══ ENTRIES PROVIDED
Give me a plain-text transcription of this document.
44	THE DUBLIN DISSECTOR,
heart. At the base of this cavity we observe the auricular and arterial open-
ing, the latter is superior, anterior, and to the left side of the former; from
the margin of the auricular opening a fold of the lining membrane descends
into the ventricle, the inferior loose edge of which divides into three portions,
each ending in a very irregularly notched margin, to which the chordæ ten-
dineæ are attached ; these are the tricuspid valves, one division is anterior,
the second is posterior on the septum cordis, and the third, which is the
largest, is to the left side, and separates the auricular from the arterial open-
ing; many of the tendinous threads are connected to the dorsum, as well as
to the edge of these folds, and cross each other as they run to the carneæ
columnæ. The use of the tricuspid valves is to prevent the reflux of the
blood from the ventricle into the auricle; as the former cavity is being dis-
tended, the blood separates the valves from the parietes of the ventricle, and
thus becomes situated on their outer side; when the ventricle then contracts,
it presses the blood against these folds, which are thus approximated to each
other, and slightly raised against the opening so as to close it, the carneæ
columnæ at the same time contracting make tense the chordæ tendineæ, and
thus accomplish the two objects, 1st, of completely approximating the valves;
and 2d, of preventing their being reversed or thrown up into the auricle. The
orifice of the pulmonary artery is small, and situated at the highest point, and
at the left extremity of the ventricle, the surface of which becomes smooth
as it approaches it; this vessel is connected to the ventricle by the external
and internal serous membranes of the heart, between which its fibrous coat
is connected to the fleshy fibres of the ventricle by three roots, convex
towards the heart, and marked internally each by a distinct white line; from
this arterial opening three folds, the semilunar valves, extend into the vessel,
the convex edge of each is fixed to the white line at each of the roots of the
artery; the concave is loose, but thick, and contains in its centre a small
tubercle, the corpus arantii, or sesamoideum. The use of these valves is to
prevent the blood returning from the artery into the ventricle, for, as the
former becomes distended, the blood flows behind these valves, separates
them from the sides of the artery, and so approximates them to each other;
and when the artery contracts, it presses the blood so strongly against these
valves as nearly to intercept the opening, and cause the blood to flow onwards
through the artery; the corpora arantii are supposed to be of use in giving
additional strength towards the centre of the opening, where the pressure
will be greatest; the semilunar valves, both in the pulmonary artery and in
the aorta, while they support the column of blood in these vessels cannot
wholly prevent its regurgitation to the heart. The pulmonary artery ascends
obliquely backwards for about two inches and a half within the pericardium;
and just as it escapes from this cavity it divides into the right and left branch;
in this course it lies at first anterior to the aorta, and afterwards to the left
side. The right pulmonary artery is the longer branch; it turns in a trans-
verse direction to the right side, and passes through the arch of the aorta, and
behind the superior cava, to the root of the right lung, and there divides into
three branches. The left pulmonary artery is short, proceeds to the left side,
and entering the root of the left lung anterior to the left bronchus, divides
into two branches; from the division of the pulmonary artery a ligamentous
════
**PROBLEM TO WORK ON**
Pick each line holding the word "edge" out of the data and copy it.

**SOLUTION TO THE PROBLEM**
into the ventricle, the inferior loose edge of which divides into three portions,
to the edge of these folds, and cross each other as they run to the carneæ
the convex edge of each is fixed to the white line at each of the roots of the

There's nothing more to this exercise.